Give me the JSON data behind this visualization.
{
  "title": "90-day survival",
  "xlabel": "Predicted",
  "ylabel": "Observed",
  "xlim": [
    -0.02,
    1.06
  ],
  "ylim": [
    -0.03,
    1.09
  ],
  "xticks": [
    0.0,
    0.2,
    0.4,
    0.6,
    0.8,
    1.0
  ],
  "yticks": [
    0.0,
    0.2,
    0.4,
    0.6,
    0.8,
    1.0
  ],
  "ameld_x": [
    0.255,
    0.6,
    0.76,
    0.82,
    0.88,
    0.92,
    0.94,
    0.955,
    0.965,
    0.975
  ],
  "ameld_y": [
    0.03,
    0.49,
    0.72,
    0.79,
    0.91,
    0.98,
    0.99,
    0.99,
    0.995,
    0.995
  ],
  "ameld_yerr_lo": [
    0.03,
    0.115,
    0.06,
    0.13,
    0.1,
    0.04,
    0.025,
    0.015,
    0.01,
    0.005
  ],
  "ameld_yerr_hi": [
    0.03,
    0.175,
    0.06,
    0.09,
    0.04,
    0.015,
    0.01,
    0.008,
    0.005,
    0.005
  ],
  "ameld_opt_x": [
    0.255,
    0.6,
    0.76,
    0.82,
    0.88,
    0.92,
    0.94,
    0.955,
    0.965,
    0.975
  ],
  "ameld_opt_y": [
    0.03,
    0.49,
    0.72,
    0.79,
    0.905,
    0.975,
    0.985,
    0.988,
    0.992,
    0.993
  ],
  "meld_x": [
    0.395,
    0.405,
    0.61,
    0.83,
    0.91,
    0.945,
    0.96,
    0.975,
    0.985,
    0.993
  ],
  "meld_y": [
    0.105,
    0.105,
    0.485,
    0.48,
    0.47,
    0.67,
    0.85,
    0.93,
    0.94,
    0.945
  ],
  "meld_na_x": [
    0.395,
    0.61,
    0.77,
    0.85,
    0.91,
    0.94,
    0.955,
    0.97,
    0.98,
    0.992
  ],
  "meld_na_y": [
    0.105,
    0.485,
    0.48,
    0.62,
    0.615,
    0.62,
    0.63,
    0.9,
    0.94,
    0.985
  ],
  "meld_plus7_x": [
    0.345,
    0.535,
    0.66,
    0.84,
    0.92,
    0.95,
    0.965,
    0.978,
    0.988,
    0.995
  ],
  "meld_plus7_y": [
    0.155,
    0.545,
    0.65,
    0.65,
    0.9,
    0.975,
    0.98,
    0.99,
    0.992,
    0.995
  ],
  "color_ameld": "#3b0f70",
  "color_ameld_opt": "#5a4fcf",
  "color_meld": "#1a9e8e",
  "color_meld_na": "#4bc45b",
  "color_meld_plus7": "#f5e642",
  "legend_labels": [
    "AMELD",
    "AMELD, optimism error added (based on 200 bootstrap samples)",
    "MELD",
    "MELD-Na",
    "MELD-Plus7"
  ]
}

# Problem statement
Quote the listing in full, please, keeping every line exact.

# Complete response
Give me the JSON data behind this visualization.
{
  "title": "90-day survival",
  "xlabel": "Predicted",
  "ylabel": "Observed",
  "xlim": [
    -0.02,
    1.06
  ],
  "ylim": [
    -0.03,
    1.09
  ],
  "xticks": [
    0.0,
    0.2,
    0.4,
    0.6,
    0.8,
    1.0
  ],
  "yticks": [
    0.0,
    0.2,
    0.4,
    0.6,
    0.8,
    1.0
  ],
  "ameld_x": [
    0.255,
    0.6,
    0.76,
    0.82,
    0.88,
    0.92,
    0.94,
    0.955,
    0.965,
    0.975
  ],
  "ameld_y": [
    0.03,
    0.49,
    0.72,
    0.79,
    0.91,
    0.98,
    0.99,
    0.99,
    0.995,
    0.995
  ],
  "ameld_yerr_lo": [
    0.03,
    0.115,
    0.06,
    0.13,
    0.1,
    0.04,
    0.025,
    0.015,
    0.01,
    0.005
  ],
  "ameld_yerr_hi": [
    0.03,
    0.175,
    0.06,
    0.09,
    0.04,
    0.015,
    0.01,
    0.008,
    0.005,
    0.005
  ],
  "ameld_opt_x": [
    0.255,
    0.6,
    0.76,
    0.82,
    0.88,
    0.92,
    0.94,
    0.955,
    0.965,
    0.975
  ],
  "ameld_opt_y": [
    0.03,
    0.49,
    0.72,
    0.79,
    0.905,
    0.975,
    0.985,
    0.988,
    0.992,
    0.993
  ],
  "meld_x": [
    0.395,
    0.405,
    0.61,
    0.83,
    0.91,
    0.945,
    0.96,
    0.975,
    0.985,
    0.993
  ],
  "meld_y": [
    0.105,
    0.105,
    0.485,
    0.48,
    0.47,
    0.67,
    0.85,
    0.93,
    0.94,
    0.945
  ],
  "meld_na_x": [
    0.395,
    0.61,
    0.77,
    0.85,
    0.91,
    0.94,
    0.955,
    0.97,
    0.98,
    0.992
  ],
  "meld_na_y": [
    0.105,
    0.485,
    0.48,
    0.62,
    0.615,
    0.62,
    0.63,
    0.9,
    0.94,
    0.985
  ],
  "meld_plus7_x": [
    0.345,
    0.535,
    0.66,
    0.84,
    0.92,
    0.95,
    0.965,
    0.978,
    0.988,
    0.995
  ],
  "meld_plus7_y": [
    0.155,
    0.545,
    0.65,
    0.65,
    0.9,
    0.975,
    0.98,
    0.99,
    0.992,
    0.995
  ],
  "color_ameld": "#3b0f70",
  "color_ameld_opt": "#5a4fcf",
  "color_meld": "#1a9e8e",
  "color_meld_na": "#4bc45b",
  "color_meld_plus7": "#f5e642",
  "legend_labels": [
    "AMELD",
    "AMELD, optimism error added (based on 200 bootstrap samples)",
    "MELD",
    "MELD-Na",
    "MELD-Plus7"
  ]
}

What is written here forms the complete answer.